-- START Record extracts --

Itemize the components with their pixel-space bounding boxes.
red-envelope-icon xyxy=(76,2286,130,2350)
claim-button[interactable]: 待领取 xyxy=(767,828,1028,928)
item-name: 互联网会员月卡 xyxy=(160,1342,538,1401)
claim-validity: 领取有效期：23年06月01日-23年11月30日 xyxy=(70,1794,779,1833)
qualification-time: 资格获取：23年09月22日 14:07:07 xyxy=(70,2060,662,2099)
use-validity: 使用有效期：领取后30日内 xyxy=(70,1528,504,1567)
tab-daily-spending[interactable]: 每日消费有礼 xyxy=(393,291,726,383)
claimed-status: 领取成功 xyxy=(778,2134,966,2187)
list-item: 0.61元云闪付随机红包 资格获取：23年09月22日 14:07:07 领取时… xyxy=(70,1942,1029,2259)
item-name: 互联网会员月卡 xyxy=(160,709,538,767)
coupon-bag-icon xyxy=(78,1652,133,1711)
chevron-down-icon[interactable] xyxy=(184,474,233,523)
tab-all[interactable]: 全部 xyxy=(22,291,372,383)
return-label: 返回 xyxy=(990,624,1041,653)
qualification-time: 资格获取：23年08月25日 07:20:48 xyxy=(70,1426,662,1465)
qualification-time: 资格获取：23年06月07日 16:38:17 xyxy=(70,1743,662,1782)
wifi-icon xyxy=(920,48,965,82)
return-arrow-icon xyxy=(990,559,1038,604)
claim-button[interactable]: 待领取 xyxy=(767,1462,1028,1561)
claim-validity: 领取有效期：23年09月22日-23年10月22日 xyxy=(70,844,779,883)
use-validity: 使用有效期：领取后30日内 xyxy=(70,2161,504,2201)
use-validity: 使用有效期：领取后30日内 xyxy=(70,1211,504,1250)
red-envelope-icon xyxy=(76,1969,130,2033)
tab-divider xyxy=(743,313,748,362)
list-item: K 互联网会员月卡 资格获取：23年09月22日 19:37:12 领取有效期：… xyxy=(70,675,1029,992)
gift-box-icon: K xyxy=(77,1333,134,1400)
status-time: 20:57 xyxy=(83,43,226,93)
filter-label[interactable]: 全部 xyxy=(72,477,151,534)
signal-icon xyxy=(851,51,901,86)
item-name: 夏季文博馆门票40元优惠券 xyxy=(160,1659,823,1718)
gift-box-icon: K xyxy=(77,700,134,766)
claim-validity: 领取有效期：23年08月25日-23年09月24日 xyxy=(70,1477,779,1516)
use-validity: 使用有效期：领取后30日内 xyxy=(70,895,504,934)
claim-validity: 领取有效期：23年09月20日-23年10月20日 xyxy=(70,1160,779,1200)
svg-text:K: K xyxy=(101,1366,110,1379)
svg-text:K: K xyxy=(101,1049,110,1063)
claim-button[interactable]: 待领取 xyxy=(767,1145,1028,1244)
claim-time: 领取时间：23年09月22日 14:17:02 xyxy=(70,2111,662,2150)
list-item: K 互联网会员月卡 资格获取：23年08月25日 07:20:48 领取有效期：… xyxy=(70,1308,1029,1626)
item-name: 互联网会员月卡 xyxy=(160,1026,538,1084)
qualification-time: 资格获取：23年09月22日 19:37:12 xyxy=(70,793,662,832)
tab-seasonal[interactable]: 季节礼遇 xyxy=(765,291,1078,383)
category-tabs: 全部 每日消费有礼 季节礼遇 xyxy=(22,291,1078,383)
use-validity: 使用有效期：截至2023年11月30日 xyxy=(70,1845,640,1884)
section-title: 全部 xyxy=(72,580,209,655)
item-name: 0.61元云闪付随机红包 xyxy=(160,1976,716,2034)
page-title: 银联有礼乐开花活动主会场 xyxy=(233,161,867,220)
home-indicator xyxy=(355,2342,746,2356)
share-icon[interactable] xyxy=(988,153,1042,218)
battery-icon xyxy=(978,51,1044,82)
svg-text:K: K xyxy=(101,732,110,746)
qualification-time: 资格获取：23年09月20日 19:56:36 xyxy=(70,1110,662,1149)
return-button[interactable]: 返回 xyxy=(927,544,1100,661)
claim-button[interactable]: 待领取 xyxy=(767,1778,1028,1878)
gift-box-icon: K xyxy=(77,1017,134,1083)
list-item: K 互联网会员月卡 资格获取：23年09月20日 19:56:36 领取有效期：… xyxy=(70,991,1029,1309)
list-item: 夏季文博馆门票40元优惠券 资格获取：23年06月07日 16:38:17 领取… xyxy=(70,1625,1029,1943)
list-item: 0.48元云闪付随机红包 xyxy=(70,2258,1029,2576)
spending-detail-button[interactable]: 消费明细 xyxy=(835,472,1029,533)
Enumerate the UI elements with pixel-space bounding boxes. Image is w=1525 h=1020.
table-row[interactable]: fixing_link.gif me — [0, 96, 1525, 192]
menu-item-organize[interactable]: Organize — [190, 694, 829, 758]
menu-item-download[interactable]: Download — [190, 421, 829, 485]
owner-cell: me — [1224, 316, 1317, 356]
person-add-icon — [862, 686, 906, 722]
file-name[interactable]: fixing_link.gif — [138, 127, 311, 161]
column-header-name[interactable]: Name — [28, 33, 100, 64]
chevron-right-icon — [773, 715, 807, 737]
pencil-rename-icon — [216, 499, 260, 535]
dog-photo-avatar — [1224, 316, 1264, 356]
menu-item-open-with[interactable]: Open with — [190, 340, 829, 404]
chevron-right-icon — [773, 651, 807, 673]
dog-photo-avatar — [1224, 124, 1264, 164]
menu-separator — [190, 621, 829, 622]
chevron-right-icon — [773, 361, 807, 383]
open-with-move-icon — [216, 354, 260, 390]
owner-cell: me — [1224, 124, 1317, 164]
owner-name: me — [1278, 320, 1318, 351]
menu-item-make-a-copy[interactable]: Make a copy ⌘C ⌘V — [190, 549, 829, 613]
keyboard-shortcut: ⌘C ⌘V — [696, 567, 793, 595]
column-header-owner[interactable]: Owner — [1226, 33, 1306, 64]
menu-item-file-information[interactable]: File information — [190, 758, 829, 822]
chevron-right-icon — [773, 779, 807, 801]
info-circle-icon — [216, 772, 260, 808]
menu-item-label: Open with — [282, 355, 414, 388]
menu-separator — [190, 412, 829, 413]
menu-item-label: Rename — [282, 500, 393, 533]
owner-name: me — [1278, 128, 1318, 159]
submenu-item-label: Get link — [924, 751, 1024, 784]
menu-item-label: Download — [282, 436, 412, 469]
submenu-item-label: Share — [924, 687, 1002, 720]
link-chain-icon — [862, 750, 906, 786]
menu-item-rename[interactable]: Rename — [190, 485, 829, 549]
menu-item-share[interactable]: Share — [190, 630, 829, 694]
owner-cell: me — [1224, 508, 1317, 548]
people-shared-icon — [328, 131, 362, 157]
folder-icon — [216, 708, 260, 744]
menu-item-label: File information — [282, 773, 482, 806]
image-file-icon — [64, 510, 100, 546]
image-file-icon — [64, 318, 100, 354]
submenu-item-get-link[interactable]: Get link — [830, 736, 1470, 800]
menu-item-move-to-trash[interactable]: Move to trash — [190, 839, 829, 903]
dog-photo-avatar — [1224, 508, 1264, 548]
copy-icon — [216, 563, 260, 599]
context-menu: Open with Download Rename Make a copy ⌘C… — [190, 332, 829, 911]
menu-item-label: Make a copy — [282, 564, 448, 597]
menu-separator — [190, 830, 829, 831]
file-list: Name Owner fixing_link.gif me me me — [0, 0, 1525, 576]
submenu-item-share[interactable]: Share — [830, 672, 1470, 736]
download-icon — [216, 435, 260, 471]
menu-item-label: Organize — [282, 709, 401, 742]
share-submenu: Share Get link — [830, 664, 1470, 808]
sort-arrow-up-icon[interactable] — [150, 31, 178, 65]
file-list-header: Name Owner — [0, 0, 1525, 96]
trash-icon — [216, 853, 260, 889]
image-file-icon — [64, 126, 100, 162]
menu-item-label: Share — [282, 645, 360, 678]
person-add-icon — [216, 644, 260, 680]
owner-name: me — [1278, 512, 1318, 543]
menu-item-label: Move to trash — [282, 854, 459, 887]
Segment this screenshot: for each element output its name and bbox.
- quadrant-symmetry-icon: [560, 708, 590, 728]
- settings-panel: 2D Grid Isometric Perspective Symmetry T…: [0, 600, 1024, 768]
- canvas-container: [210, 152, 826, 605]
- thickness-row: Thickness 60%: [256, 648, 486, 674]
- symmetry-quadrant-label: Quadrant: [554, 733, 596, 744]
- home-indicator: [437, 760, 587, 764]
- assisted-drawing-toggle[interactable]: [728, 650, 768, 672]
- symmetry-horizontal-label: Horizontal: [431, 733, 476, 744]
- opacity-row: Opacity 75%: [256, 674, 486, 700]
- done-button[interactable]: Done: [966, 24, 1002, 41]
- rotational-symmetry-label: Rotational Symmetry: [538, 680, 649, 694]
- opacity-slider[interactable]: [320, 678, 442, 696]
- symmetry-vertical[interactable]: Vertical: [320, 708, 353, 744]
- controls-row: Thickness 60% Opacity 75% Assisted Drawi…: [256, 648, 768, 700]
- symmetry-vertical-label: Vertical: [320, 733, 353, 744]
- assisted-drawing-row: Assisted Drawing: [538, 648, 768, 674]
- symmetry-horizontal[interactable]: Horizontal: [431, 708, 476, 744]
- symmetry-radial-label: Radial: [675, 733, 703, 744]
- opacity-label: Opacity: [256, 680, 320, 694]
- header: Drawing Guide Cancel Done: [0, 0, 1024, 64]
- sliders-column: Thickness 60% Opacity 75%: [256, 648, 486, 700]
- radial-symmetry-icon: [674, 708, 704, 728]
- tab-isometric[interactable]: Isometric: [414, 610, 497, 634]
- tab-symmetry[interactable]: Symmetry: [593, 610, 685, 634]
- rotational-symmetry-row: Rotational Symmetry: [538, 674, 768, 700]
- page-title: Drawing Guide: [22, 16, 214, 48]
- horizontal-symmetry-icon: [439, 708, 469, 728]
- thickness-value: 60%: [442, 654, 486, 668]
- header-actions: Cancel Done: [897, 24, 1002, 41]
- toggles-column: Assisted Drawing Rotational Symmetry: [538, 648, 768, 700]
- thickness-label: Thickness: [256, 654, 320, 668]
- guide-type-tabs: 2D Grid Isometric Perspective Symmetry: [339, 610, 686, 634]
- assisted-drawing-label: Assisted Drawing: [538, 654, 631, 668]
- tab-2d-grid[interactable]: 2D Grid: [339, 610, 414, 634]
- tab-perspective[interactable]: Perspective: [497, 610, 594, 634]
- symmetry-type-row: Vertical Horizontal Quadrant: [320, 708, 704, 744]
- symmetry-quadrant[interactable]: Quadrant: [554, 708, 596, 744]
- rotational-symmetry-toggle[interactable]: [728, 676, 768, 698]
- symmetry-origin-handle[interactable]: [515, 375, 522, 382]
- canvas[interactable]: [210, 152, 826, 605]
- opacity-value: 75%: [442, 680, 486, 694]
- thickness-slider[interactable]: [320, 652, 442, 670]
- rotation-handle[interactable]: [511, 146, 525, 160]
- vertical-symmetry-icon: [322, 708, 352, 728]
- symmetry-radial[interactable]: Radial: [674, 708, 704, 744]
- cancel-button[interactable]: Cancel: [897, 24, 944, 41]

-- END Record extracts --

Task prompt — Copy, word for word, the part of the material that opens with its first line and closes with the line containing "return-arrow-icon xyxy=(990,559,1038,604)", including both of those lines.

Written reply —
Itemize the components with their pixel-space bounding boxes.
red-envelope-icon xyxy=(76,2286,130,2350)
claim-button[interactable]: 待领取 xyxy=(767,828,1028,928)
item-name: 互联网会员月卡 xyxy=(160,1342,538,1401)
claim-validity: 领取有效期：23年06月01日-23年11月30日 xyxy=(70,1794,779,1833)
qualification-time: 资格获取：23年09月22日 14:07:07 xyxy=(70,2060,662,2099)
use-validity: 使用有效期：领取后30日内 xyxy=(70,1528,504,1567)
tab-daily-spending[interactable]: 每日消费有礼 xyxy=(393,291,726,383)
claimed-status: 领取成功 xyxy=(778,2134,966,2187)
list-item: 0.61元云闪付随机红包 资格获取：23年09月22日 14:07:07 领取时… xyxy=(70,1942,1029,2259)
item-name: 互联网会员月卡 xyxy=(160,709,538,767)
coupon-bag-icon xyxy=(78,1652,133,1711)
chevron-down-icon[interactable] xyxy=(184,474,233,523)
tab-all[interactable]: 全部 xyxy=(22,291,372,383)
return-label: 返回 xyxy=(990,624,1041,653)
qualification-time: 资格获取：23年08月25日 07:20:48 xyxy=(70,1426,662,1465)
qualification-time: 资格获取：23年06月07日 16:38:17 xyxy=(70,1743,662,1782)
wifi-icon xyxy=(920,48,965,82)
return-arrow-icon xyxy=(990,559,1038,604)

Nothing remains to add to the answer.